TO DO
Pictures do not belong in your copy. Repeat all the other data exactly.

═══ MATERIAL PROVIDED

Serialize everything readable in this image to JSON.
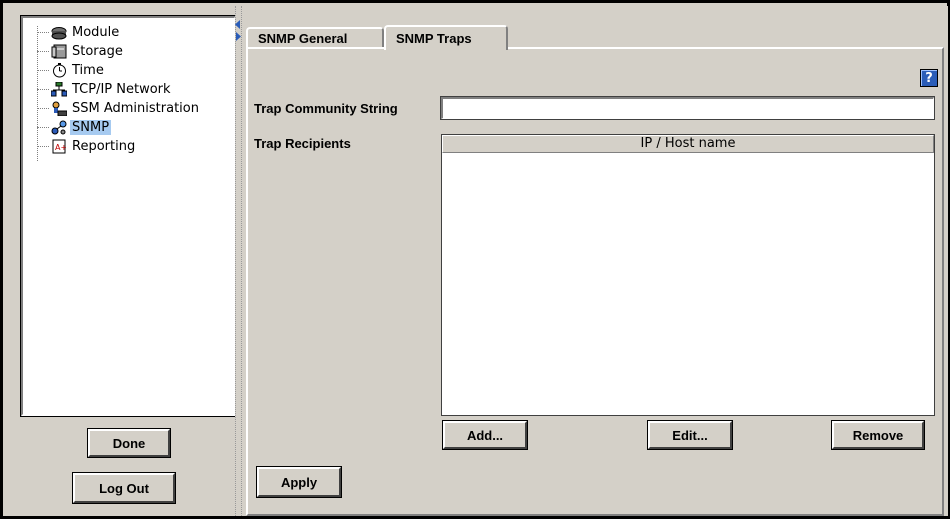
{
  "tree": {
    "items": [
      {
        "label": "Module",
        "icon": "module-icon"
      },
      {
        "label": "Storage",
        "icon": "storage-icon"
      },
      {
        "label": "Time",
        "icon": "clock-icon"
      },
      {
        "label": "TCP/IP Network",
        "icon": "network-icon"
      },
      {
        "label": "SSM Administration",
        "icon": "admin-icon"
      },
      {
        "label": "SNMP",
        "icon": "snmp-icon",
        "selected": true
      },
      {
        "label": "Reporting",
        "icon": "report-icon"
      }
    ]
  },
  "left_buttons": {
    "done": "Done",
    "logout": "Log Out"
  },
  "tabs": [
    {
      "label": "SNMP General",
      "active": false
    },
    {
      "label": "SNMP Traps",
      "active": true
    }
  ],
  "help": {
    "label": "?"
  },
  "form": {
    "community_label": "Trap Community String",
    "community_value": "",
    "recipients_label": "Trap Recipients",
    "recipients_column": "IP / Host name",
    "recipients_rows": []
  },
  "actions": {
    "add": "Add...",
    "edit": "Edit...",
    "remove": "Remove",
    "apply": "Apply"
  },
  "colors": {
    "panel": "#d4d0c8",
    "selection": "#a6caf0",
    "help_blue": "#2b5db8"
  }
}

══════

OUTPUT OF THE TASK
Serialize everything readable in this image to JSON.
{
  "tree": {
    "items": [
      {
        "label": "Module",
        "icon": "module-icon"
      },
      {
        "label": "Storage",
        "icon": "storage-icon"
      },
      {
        "label": "Time",
        "icon": "clock-icon"
      },
      {
        "label": "TCP/IP Network",
        "icon": "network-icon"
      },
      {
        "label": "SSM Administration",
        "icon": "admin-icon"
      },
      {
        "label": "SNMP",
        "icon": "snmp-icon",
        "selected": true
      },
      {
        "label": "Reporting",
        "icon": "report-icon"
      }
    ]
  },
  "left_buttons": {
    "done": "Done",
    "logout": "Log Out"
  },
  "tabs": [
    {
      "label": "SNMP General",
      "active": false
    },
    {
      "label": "SNMP Traps",
      "active": true
    }
  ],
  "help": {
    "label": "?"
  },
  "form": {
    "community_label": "Trap Community String",
    "community_value": "",
    "recipients_label": "Trap Recipients",
    "recipients_column": "IP / Host name",
    "recipients_rows": []
  },
  "actions": {
    "add": "Add...",
    "edit": "Edit...",
    "remove": "Remove",
    "apply": "Apply"
  },
  "colors": {
    "panel": "#d4d0c8",
    "selection": "#a6caf0",
    "help_blue": "#2b5db8"
  }
}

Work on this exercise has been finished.